→ Collected data:
════════════════
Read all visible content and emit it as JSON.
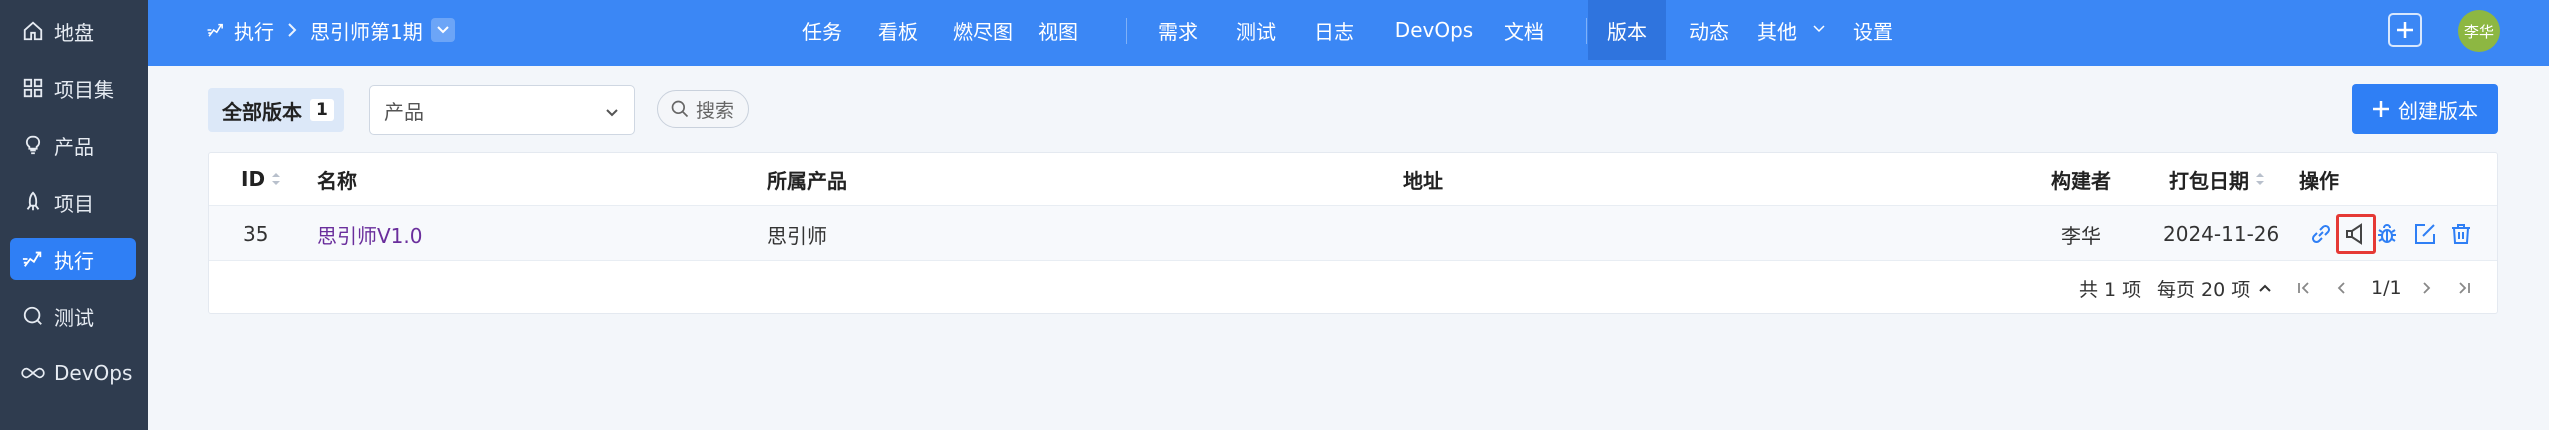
{
  "sidebar": {
    "items": [
      {
        "label": "地盘",
        "icon": "home-icon",
        "active": false
      },
      {
        "label": "项目集",
        "icon": "grid-icon",
        "active": false
      },
      {
        "label": "产品",
        "icon": "bulb-icon",
        "active": false
      },
      {
        "label": "项目",
        "icon": "rocket-icon",
        "active": false
      },
      {
        "label": "执行",
        "icon": "run-icon",
        "active": true
      },
      {
        "label": "测试",
        "icon": "magnifier-icon",
        "active": false
      },
      {
        "label": "DevOps",
        "icon": "infinity-icon",
        "active": false
      }
    ]
  },
  "header": {
    "breadcrumb_root": "执行",
    "breadcrumb_current": "思引师第1期",
    "nav": [
      {
        "label": "任务"
      },
      {
        "label": "看板"
      },
      {
        "label": "燃尽图"
      },
      {
        "label": "视图"
      },
      {
        "label": "需求"
      },
      {
        "label": "测试"
      },
      {
        "label": "日志"
      },
      {
        "label": "DevOps"
      },
      {
        "label": "文档"
      },
      {
        "label": "版本",
        "active": true
      },
      {
        "label": "动态"
      },
      {
        "label": "其他"
      },
      {
        "label": "设置"
      }
    ],
    "avatar_text": "李华"
  },
  "toolbar": {
    "all_versions_label": "全部版本",
    "all_versions_count": "1",
    "product_select_value": "产品",
    "search_label": "搜索",
    "create_label": "创建版本"
  },
  "table": {
    "columns": {
      "id": "ID",
      "name": "名称",
      "product": "所属产品",
      "address": "地址",
      "builder": "构建者",
      "date": "打包日期",
      "actions": "操作"
    },
    "rows": [
      {
        "id": "35",
        "name": "思引师V1.0",
        "product": "思引师",
        "address": "",
        "builder": "李华",
        "date": "2024-11-26"
      }
    ]
  },
  "pager": {
    "total": "共 1 项",
    "per_page": "每页 20 项",
    "page": "1/1"
  },
  "colors": {
    "header_blue": "#3b87f5",
    "sidebar_bg": "#2f3c4f",
    "accent": "#2f7ff5",
    "link_purple": "#6a2e9c",
    "highlight_red": "#e53935"
  }
}
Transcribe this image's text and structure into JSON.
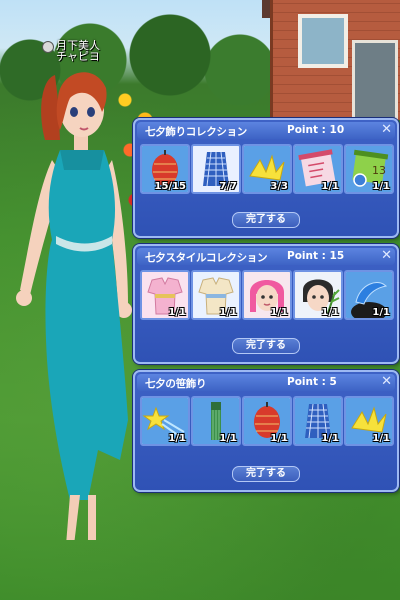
{
  "character": {
    "name_line1": "月下美人",
    "name_line2": "チャピヨ"
  },
  "panels": [
    {
      "title": "七夕飾りコレクション",
      "point_label": "Point",
      "point_sep": ":",
      "point_value": "10",
      "close_icon": "close-icon",
      "complete_label": "完了する",
      "items": [
        {
          "icon": "red-lantern-icon",
          "count": "15/15"
        },
        {
          "icon": "blue-net-ornament-icon",
          "count": "7/7"
        },
        {
          "icon": "paper-crane-icon",
          "count": "3/3"
        },
        {
          "icon": "pink-scroll-icon",
          "count": "1/1"
        },
        {
          "icon": "green-scroll-13-icon",
          "count": "1/1"
        }
      ]
    },
    {
      "title": "七夕スタイルコレクション",
      "point_label": "Point",
      "point_sep": ":",
      "point_value": "15",
      "close_icon": "close-icon",
      "complete_label": "完了する",
      "items": [
        {
          "icon": "pink-yukata-icon",
          "count": "1/1"
        },
        {
          "icon": "cream-yukata-icon",
          "count": "1/1"
        },
        {
          "icon": "pink-hair-face-icon",
          "count": "1/1"
        },
        {
          "icon": "bamboo-face-icon",
          "count": "1/1"
        },
        {
          "icon": "blue-hair-accessory-icon",
          "count": "1/1"
        }
      ]
    },
    {
      "title": "七夕の笹飾り",
      "point_label": "Point",
      "point_sep": ":",
      "point_value": "5",
      "close_icon": "close-icon",
      "complete_label": "完了する",
      "items": [
        {
          "icon": "star-streamer-icon",
          "count": "1/1"
        },
        {
          "icon": "green-streamer-icon",
          "count": "1/1"
        },
        {
          "icon": "red-lantern-icon",
          "count": "1/1"
        },
        {
          "icon": "blue-net-ornament-icon",
          "count": "1/1"
        },
        {
          "icon": "paper-crane-icon",
          "count": "1/1"
        }
      ]
    }
  ],
  "colors": {
    "panel_bg": "#2f52b5",
    "panel_border": "#9db9f3",
    "slot_bg": "#d9e4fb"
  }
}
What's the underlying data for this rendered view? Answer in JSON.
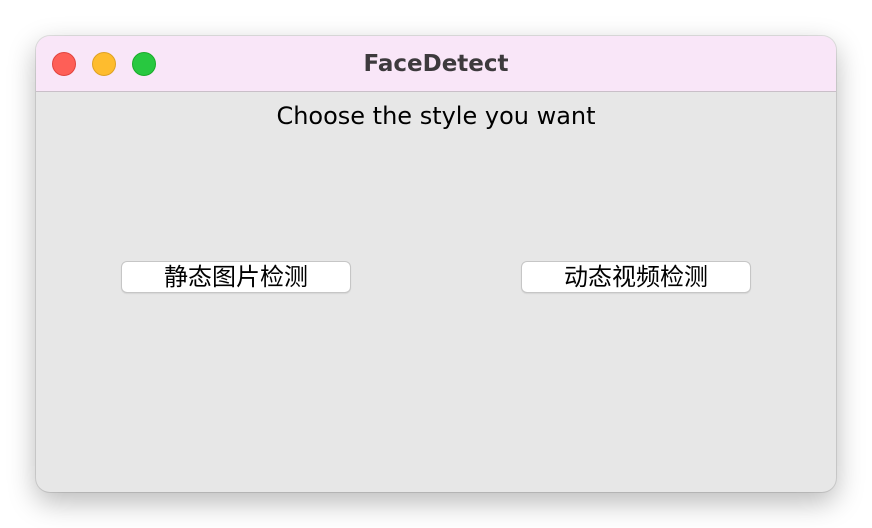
════════════════
→ Stated problem:
Reproduce the material above in full, exactly, with no images.

→ Final answer:
Read all visible content and emit it as JSON.
{
  "sidebar": {
    "items": [
      {
        "label": "地盘",
        "icon": "home-icon",
        "active": false
      },
      {
        "label": "项目集",
        "icon": "grid-icon",
        "active": false
      },
      {
        "label": "产品",
        "icon": "bulb-icon",
        "active": false
      },
      {
        "label": "项目",
        "icon": "rocket-icon",
        "active": false
      },
      {
        "label": "执行",
        "icon": "run-icon",
        "active": true
      },
      {
        "label": "测试",
        "icon": "magnifier-icon",
        "active": false
      },
      {
        "label": "DevOps",
        "icon": "infinity-icon",
        "active": false
      }
    ]
  },
  "header": {
    "breadcrumb_root": "执行",
    "breadcrumb_current": "思引师第1期",
    "nav": [
      {
        "label": "任务"
      },
      {
        "label": "看板"
      },
      {
        "label": "燃尽图"
      },
      {
        "label": "视图"
      },
      {
        "label": "需求"
      },
      {
        "label": "测试"
      },
      {
        "label": "日志"
      },
      {
        "label": "DevOps"
      },
      {
        "label": "文档"
      },
      {
        "label": "版本",
        "active": true
      },
      {
        "label": "动态"
      },
      {
        "label": "其他"
      },
      {
        "label": "设置"
      }
    ],
    "avatar_text": "李华"
  },
  "toolbar": {
    "all_versions_label": "全部版本",
    "all_versions_count": "1",
    "product_select_value": "产品",
    "search_label": "搜索",
    "create_label": "创建版本"
  },
  "table": {
    "columns": {
      "id": "ID",
      "name": "名称",
      "product": "所属产品",
      "address": "地址",
      "builder": "构建者",
      "date": "打包日期",
      "actions": "操作"
    },
    "rows": [
      {
        "id": "35",
        "name": "思引师V1.0",
        "product": "思引师",
        "address": "",
        "builder": "李华",
        "date": "2024-11-26"
      }
    ]
  },
  "pager": {
    "total": "共 1 项",
    "per_page": "每页 20 项",
    "page": "1/1"
  },
  "colors": {
    "header_blue": "#3b87f5",
    "sidebar_bg": "#2f3c4f",
    "accent": "#2f7ff5",
    "link_purple": "#6a2e9c",
    "highlight_red": "#e53935"
  }
}
Transcribe this image's text and structure into JSON.
{
  "character": {
    "name_line1": "月下美人",
    "name_line2": "チャピヨ"
  },
  "panels": [
    {
      "title": "七夕飾りコレクション",
      "point_label": "Point",
      "point_sep": ":",
      "point_value": "10",
      "close_icon": "close-icon",
      "complete_label": "完了する",
      "items": [
        {
          "icon": "red-lantern-icon",
          "count": "15/15"
        },
        {
          "icon": "blue-net-ornament-icon",
          "count": "7/7"
        },
        {
          "icon": "paper-crane-icon",
          "count": "3/3"
        },
        {
          "icon": "pink-scroll-icon",
          "count": "1/1"
        },
        {
          "icon": "green-scroll-13-icon",
          "count": "1/1"
        }
      ]
    },
    {
      "title": "七夕スタイルコレクション",
      "point_label": "Point",
      "point_sep": ":",
      "point_value": "15",
      "close_icon": "close-icon",
      "complete_label": "完了する",
      "items": [
        {
          "icon": "pink-yukata-icon",
          "count": "1/1"
        },
        {
          "icon": "cream-yukata-icon",
          "count": "1/1"
        },
        {
          "icon": "pink-hair-face-icon",
          "count": "1/1"
        },
        {
          "icon": "bamboo-face-icon",
          "count": "1/1"
        },
        {
          "icon": "blue-hair-accessory-icon",
          "count": "1/1"
        }
      ]
    },
    {
      "title": "七夕の笹飾り",
      "point_label": "Point",
      "point_sep": ":",
      "point_value": "5",
      "close_icon": "close-icon",
      "complete_label": "完了する",
      "items": [
        {
          "icon": "star-streamer-icon",
          "count": "1/1"
        },
        {
          "icon": "green-streamer-icon",
          "count": "1/1"
        },
        {
          "icon": "red-lantern-icon",
          "count": "1/1"
        },
        {
          "icon": "blue-net-ornament-icon",
          "count": "1/1"
        },
        {
          "icon": "paper-crane-icon",
          "count": "1/1"
        }
      ]
    }
  ],
  "colors": {
    "panel_bg": "#2f52b5",
    "panel_border": "#9db9f3",
    "slot_bg": "#d9e4fb"
  }
}
What's the underlying data for this rendered view? Answer in JSON.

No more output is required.